**EXERCISE DESCRIPTION:**
From the listing below, extract each entry exactly as written, minus the images.

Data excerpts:
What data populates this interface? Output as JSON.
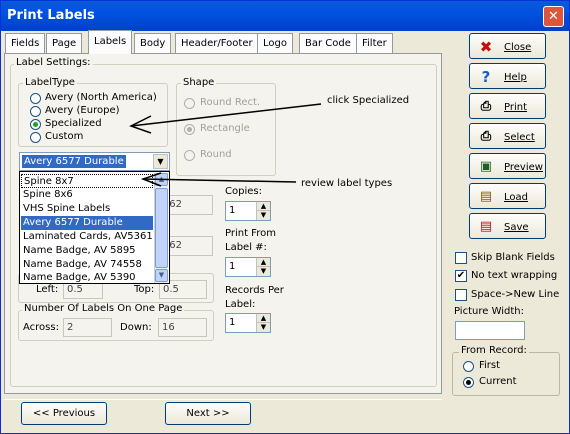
{
  "window": {
    "title": "Print Labels",
    "close_glyph": "✕"
  },
  "tabs": [
    "Fields",
    "Page",
    "Labels",
    "Body",
    "Header/Footer",
    "Logo",
    "Bar Code",
    "Filter"
  ],
  "active_tab": "Labels",
  "label_settings": {
    "title": "Label Settings:",
    "label_type": {
      "title": "LabelType",
      "options": [
        "Avery (North America)",
        "Avery (Europe)",
        "Specialized",
        "Custom"
      ],
      "selected": "Specialized"
    },
    "shape": {
      "title": "Shape",
      "options": [
        "Round Rect.",
        "Rectangle",
        "Round"
      ],
      "selected": "Rectangle",
      "disabled": true
    },
    "label_combo": {
      "value": "Avery 6577 Durable"
    },
    "dropdown_items": [
      "Spine 8x7",
      "Spine 8x6",
      "VHS Spine Labels",
      "Avery 6577 Durable",
      "Laminated Cards, AV5361",
      "Name Badge, AV 5895",
      "Name Badge, AV 74558",
      "Name Badge, AV 5390"
    ],
    "dropdown_selected": "Avery 6577 Durable",
    "hidden_values": {
      "width_partial": "62",
      "height_partial": "62"
    },
    "margins": {
      "left_label": "Left:",
      "left_value": "0.5",
      "top_label": "Top:",
      "top_value": "0.5"
    },
    "copies": {
      "label": "Copies:",
      "value": "1"
    },
    "print_from": {
      "label": "Print From Label #:",
      "value": "1"
    },
    "records_per": {
      "label": "Records Per Label:",
      "value": "1"
    },
    "labels_on_page": {
      "title": "Number Of Labels On One Page",
      "across_label": "Across:",
      "across_value": "2",
      "down_label": "Down:",
      "down_value": "16"
    }
  },
  "annotations": {
    "specialized": "click Specialized",
    "review": "review label types"
  },
  "side_buttons": [
    {
      "label": "Close",
      "icon": "close-icon"
    },
    {
      "label": "Help",
      "icon": "help-icon"
    },
    {
      "label": "Print",
      "icon": "print-icon"
    },
    {
      "label": "Select",
      "icon": "select-icon"
    },
    {
      "label": "Preview",
      "icon": "preview-icon"
    },
    {
      "label": "Load",
      "icon": "load-icon"
    },
    {
      "label": "Save",
      "icon": "save-icon"
    }
  ],
  "options": {
    "skip_blank": {
      "label": "Skip Blank Fields",
      "checked": false
    },
    "no_wrap": {
      "label": "No text wrapping",
      "checked": true
    },
    "space_newline": {
      "label": "Space->New Line",
      "checked": false
    },
    "picture_width": {
      "label": "Picture Width:",
      "value": ""
    }
  },
  "from_record": {
    "title": "From Record:",
    "options": [
      "First",
      "Current"
    ],
    "selected": "Current"
  },
  "nav": {
    "previous": "<< Previous",
    "next": "Next >>"
  }
}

**FINAL RESULT:**
What data populates this interface? Output as JSON.
{
  "window": {
    "title": "Print Labels",
    "close_glyph": "✕"
  },
  "tabs": [
    "Fields",
    "Page",
    "Labels",
    "Body",
    "Header/Footer",
    "Logo",
    "Bar Code",
    "Filter"
  ],
  "active_tab": "Labels",
  "label_settings": {
    "title": "Label Settings:",
    "label_type": {
      "title": "LabelType",
      "options": [
        "Avery (North America)",
        "Avery (Europe)",
        "Specialized",
        "Custom"
      ],
      "selected": "Specialized"
    },
    "shape": {
      "title": "Shape",
      "options": [
        "Round Rect.",
        "Rectangle",
        "Round"
      ],
      "selected": "Rectangle",
      "disabled": true
    },
    "label_combo": {
      "value": "Avery 6577 Durable"
    },
    "dropdown_items": [
      "Spine 8x7",
      "Spine 8x6",
      "VHS Spine Labels",
      "Avery 6577 Durable",
      "Laminated Cards, AV5361",
      "Name Badge, AV 5895",
      "Name Badge, AV 74558",
      "Name Badge, AV 5390"
    ],
    "dropdown_selected": "Avery 6577 Durable",
    "hidden_values": {
      "width_partial": "62",
      "height_partial": "62"
    },
    "margins": {
      "left_label": "Left:",
      "left_value": "0.5",
      "top_label": "Top:",
      "top_value": "0.5"
    },
    "copies": {
      "label": "Copies:",
      "value": "1"
    },
    "print_from": {
      "label": "Print From Label #:",
      "value": "1"
    },
    "records_per": {
      "label": "Records Per Label:",
      "value": "1"
    },
    "labels_on_page": {
      "title": "Number Of Labels On One Page",
      "across_label": "Across:",
      "across_value": "2",
      "down_label": "Down:",
      "down_value": "16"
    }
  },
  "annotations": {
    "specialized": "click Specialized",
    "review": "review label types"
  },
  "side_buttons": [
    {
      "label": "Close",
      "icon": "close-icon"
    },
    {
      "label": "Help",
      "icon": "help-icon"
    },
    {
      "label": "Print",
      "icon": "print-icon"
    },
    {
      "label": "Select",
      "icon": "select-icon"
    },
    {
      "label": "Preview",
      "icon": "preview-icon"
    },
    {
      "label": "Load",
      "icon": "load-icon"
    },
    {
      "label": "Save",
      "icon": "save-icon"
    }
  ],
  "options": {
    "skip_blank": {
      "label": "Skip Blank Fields",
      "checked": false
    },
    "no_wrap": {
      "label": "No text wrapping",
      "checked": true
    },
    "space_newline": {
      "label": "Space->New Line",
      "checked": false
    },
    "picture_width": {
      "label": "Picture Width:",
      "value": ""
    }
  },
  "from_record": {
    "title": "From Record:",
    "options": [
      "First",
      "Current"
    ],
    "selected": "Current"
  },
  "nav": {
    "previous": "<< Previous",
    "next": "Next >>"
  }
}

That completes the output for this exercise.